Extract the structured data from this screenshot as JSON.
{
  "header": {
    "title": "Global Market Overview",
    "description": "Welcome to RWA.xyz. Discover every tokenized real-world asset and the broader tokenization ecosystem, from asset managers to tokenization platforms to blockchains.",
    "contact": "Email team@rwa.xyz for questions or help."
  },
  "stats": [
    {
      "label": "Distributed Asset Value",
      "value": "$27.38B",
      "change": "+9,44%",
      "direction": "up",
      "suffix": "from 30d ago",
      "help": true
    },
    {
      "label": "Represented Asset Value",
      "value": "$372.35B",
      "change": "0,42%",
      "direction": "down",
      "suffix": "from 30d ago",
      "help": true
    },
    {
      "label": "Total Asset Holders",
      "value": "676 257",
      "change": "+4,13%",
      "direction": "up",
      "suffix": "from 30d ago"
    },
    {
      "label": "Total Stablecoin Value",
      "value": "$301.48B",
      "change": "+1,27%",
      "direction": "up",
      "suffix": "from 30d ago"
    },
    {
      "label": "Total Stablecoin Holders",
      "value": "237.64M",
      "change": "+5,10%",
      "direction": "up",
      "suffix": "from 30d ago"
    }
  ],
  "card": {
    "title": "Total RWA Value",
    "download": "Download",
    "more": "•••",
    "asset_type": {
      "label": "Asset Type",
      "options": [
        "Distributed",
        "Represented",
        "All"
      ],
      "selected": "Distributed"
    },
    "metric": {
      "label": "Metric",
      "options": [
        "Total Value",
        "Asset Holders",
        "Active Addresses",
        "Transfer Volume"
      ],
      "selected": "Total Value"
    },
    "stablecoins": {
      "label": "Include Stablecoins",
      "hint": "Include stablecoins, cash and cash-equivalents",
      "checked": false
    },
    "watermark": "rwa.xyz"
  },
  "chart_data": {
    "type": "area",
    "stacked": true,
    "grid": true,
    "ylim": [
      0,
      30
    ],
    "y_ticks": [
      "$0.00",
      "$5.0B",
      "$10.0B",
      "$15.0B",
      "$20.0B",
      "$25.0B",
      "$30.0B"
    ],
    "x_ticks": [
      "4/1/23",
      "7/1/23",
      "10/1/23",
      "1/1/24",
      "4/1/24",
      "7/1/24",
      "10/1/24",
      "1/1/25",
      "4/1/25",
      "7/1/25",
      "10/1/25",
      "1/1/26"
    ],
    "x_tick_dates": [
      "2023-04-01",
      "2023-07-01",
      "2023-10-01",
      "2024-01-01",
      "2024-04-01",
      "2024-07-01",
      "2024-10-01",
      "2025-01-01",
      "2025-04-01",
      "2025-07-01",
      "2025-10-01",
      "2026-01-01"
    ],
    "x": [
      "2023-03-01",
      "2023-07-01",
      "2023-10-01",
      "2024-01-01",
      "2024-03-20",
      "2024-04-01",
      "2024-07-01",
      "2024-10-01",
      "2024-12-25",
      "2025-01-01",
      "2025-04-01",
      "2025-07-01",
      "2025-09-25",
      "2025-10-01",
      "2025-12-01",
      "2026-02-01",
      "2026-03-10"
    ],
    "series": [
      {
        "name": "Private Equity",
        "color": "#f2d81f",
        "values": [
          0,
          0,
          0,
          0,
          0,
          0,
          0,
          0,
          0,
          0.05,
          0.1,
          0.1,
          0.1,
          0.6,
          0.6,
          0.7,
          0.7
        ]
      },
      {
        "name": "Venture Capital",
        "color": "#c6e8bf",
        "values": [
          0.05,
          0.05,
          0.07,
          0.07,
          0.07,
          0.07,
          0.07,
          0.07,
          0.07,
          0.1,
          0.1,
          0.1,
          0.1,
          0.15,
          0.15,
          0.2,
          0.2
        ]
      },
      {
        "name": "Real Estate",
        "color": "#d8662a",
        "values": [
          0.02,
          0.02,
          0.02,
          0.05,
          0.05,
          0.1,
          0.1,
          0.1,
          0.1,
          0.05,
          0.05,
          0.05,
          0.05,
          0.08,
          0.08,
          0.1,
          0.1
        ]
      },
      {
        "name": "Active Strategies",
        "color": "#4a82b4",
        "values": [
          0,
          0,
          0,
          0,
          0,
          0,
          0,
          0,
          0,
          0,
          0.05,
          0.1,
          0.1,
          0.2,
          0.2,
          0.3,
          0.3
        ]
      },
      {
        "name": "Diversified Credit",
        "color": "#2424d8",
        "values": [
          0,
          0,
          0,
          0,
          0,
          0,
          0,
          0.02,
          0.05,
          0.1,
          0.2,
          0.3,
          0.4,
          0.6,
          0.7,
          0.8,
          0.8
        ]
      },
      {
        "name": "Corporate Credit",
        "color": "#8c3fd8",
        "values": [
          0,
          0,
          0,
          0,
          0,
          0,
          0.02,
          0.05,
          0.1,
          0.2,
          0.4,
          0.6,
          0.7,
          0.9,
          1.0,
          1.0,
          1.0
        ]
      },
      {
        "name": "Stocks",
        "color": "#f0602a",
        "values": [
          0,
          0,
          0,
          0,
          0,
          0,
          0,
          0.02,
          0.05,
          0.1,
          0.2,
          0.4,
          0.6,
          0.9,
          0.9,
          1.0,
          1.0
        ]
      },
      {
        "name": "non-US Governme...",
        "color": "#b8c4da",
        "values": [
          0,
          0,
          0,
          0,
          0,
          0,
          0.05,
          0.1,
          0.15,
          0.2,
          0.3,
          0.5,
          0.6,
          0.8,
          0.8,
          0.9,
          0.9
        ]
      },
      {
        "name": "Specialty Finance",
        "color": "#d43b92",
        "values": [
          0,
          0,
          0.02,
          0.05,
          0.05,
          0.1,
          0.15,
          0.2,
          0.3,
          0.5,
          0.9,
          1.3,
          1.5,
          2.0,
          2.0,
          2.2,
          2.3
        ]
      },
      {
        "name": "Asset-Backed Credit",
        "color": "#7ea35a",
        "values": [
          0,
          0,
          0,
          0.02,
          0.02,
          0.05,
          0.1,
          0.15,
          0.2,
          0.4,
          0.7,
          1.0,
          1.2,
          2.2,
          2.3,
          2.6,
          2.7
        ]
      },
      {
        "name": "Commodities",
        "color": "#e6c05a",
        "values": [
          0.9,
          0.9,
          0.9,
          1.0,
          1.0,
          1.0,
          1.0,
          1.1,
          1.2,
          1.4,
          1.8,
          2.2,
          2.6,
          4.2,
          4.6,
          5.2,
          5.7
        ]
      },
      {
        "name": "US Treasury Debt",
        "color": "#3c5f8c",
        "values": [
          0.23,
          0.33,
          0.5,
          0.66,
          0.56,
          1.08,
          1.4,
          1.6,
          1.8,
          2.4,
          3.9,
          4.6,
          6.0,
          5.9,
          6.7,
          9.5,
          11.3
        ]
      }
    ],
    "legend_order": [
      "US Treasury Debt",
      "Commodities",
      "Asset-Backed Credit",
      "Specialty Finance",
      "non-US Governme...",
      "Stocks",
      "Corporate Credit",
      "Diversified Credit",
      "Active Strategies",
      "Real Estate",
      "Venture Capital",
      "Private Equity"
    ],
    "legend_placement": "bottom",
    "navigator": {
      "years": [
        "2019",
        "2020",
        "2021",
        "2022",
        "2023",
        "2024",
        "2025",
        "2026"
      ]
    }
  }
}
+++++
- SHORT PROBLEM
Return each entry from the material above exactly as it appears.

- FINAL RESULT
Extract the structured data from this screenshot as JSON.
{
  "header": {
    "title": "Global Market Overview",
    "description": "Welcome to RWA.xyz. Discover every tokenized real-world asset and the broader tokenization ecosystem, from asset managers to tokenization platforms to blockchains.",
    "contact": "Email team@rwa.xyz for questions or help."
  },
  "stats": [
    {
      "label": "Distributed Asset Value",
      "value": "$27.38B",
      "change": "+9,44%",
      "direction": "up",
      "suffix": "from 30d ago",
      "help": true
    },
    {
      "label": "Represented Asset Value",
      "value": "$372.35B",
      "change": "0,42%",
      "direction": "down",
      "suffix": "from 30d ago",
      "help": true
    },
    {
      "label": "Total Asset Holders",
      "value": "676 257",
      "change": "+4,13%",
      "direction": "up",
      "suffix": "from 30d ago"
    },
    {
      "label": "Total Stablecoin Value",
      "value": "$301.48B",
      "change": "+1,27%",
      "direction": "up",
      "suffix": "from 30d ago"
    },
    {
      "label": "Total Stablecoin Holders",
      "value": "237.64M",
      "change": "+5,10%",
      "direction": "up",
      "suffix": "from 30d ago"
    }
  ],
  "card": {
    "title": "Total RWA Value",
    "download": "Download",
    "more": "•••",
    "asset_type": {
      "label": "Asset Type",
      "options": [
        "Distributed",
        "Represented",
        "All"
      ],
      "selected": "Distributed"
    },
    "metric": {
      "label": "Metric",
      "options": [
        "Total Value",
        "Asset Holders",
        "Active Addresses",
        "Transfer Volume"
      ],
      "selected": "Total Value"
    },
    "stablecoins": {
      "label": "Include Stablecoins",
      "hint": "Include stablecoins, cash and cash-equivalents",
      "checked": false
    },
    "watermark": "rwa.xyz"
  },
  "chart_data": {
    "type": "area",
    "stacked": true,
    "grid": true,
    "ylim": [
      0,
      30
    ],
    "y_ticks": [
      "$0.00",
      "$5.0B",
      "$10.0B",
      "$15.0B",
      "$20.0B",
      "$25.0B",
      "$30.0B"
    ],
    "x_ticks": [
      "4/1/23",
      "7/1/23",
      "10/1/23",
      "1/1/24",
      "4/1/24",
      "7/1/24",
      "10/1/24",
      "1/1/25",
      "4/1/25",
      "7/1/25",
      "10/1/25",
      "1/1/26"
    ],
    "x_tick_dates": [
      "2023-04-01",
      "2023-07-01",
      "2023-10-01",
      "2024-01-01",
      "2024-04-01",
      "2024-07-01",
      "2024-10-01",
      "2025-01-01",
      "2025-04-01",
      "2025-07-01",
      "2025-10-01",
      "2026-01-01"
    ],
    "x": [
      "2023-03-01",
      "2023-07-01",
      "2023-10-01",
      "2024-01-01",
      "2024-03-20",
      "2024-04-01",
      "2024-07-01",
      "2024-10-01",
      "2024-12-25",
      "2025-01-01",
      "2025-04-01",
      "2025-07-01",
      "2025-09-25",
      "2025-10-01",
      "2025-12-01",
      "2026-02-01",
      "2026-03-10"
    ],
    "series": [
      {
        "name": "Private Equity",
        "color": "#f2d81f",
        "values": [
          0,
          0,
          0,
          0,
          0,
          0,
          0,
          0,
          0,
          0.05,
          0.1,
          0.1,
          0.1,
          0.6,
          0.6,
          0.7,
          0.7
        ]
      },
      {
        "name": "Venture Capital",
        "color": "#c6e8bf",
        "values": [
          0.05,
          0.05,
          0.07,
          0.07,
          0.07,
          0.07,
          0.07,
          0.07,
          0.07,
          0.1,
          0.1,
          0.1,
          0.1,
          0.15,
          0.15,
          0.2,
          0.2
        ]
      },
      {
        "name": "Real Estate",
        "color": "#d8662a",
        "values": [
          0.02,
          0.02,
          0.02,
          0.05,
          0.05,
          0.1,
          0.1,
          0.1,
          0.1,
          0.05,
          0.05,
          0.05,
          0.05,
          0.08,
          0.08,
          0.1,
          0.1
        ]
      },
      {
        "name": "Active Strategies",
        "color": "#4a82b4",
        "values": [
          0,
          0,
          0,
          0,
          0,
          0,
          0,
          0,
          0,
          0,
          0.05,
          0.1,
          0.1,
          0.2,
          0.2,
          0.3,
          0.3
        ]
      },
      {
        "name": "Diversified Credit",
        "color": "#2424d8",
        "values": [
          0,
          0,
          0,
          0,
          0,
          0,
          0,
          0.02,
          0.05,
          0.1,
          0.2,
          0.3,
          0.4,
          0.6,
          0.7,
          0.8,
          0.8
        ]
      },
      {
        "name": "Corporate Credit",
        "color": "#8c3fd8",
        "values": [
          0,
          0,
          0,
          0,
          0,
          0,
          0.02,
          0.05,
          0.1,
          0.2,
          0.4,
          0.6,
          0.7,
          0.9,
          1.0,
          1.0,
          1.0
        ]
      },
      {
        "name": "Stocks",
        "color": "#f0602a",
        "values": [
          0,
          0,
          0,
          0,
          0,
          0,
          0,
          0.02,
          0.05,
          0.1,
          0.2,
          0.4,
          0.6,
          0.9,
          0.9,
          1.0,
          1.0
        ]
      },
      {
        "name": "non-US Governme...",
        "color": "#b8c4da",
        "values": [
          0,
          0,
          0,
          0,
          0,
          0,
          0.05,
          0.1,
          0.15,
          0.2,
          0.3,
          0.5,
          0.6,
          0.8,
          0.8,
          0.9,
          0.9
        ]
      },
      {
        "name": "Specialty Finance",
        "color": "#d43b92",
        "values": [
          0,
          0,
          0.02,
          0.05,
          0.05,
          0.1,
          0.15,
          0.2,
          0.3,
          0.5,
          0.9,
          1.3,
          1.5,
          2.0,
          2.0,
          2.2,
          2.3
        ]
      },
      {
        "name": "Asset-Backed Credit",
        "color": "#7ea35a",
        "values": [
          0,
          0,
          0,
          0.02,
          0.02,
          0.05,
          0.1,
          0.15,
          0.2,
          0.4,
          0.7,
          1.0,
          1.2,
          2.2,
          2.3,
          2.6,
          2.7
        ]
      },
      {
        "name": "Commodities",
        "color": "#e6c05a",
        "values": [
          0.9,
          0.9,
          0.9,
          1.0,
          1.0,
          1.0,
          1.0,
          1.1,
          1.2,
          1.4,
          1.8,
          2.2,
          2.6,
          4.2,
          4.6,
          5.2,
          5.7
        ]
      },
      {
        "name": "US Treasury Debt",
        "color": "#3c5f8c",
        "values": [
          0.23,
          0.33,
          0.5,
          0.66,
          0.56,
          1.08,
          1.4,
          1.6,
          1.8,
          2.4,
          3.9,
          4.6,
          6.0,
          5.9,
          6.7,
          9.5,
          11.3
        ]
      }
    ],
    "legend_order": [
      "US Treasury Debt",
      "Commodities",
      "Asset-Backed Credit",
      "Specialty Finance",
      "non-US Governme...",
      "Stocks",
      "Corporate Credit",
      "Diversified Credit",
      "Active Strategies",
      "Real Estate",
      "Venture Capital",
      "Private Equity"
    ],
    "legend_placement": "bottom",
    "navigator": {
      "years": [
        "2019",
        "2020",
        "2021",
        "2022",
        "2023",
        "2024",
        "2025",
        "2026"
      ]
    }
  }
}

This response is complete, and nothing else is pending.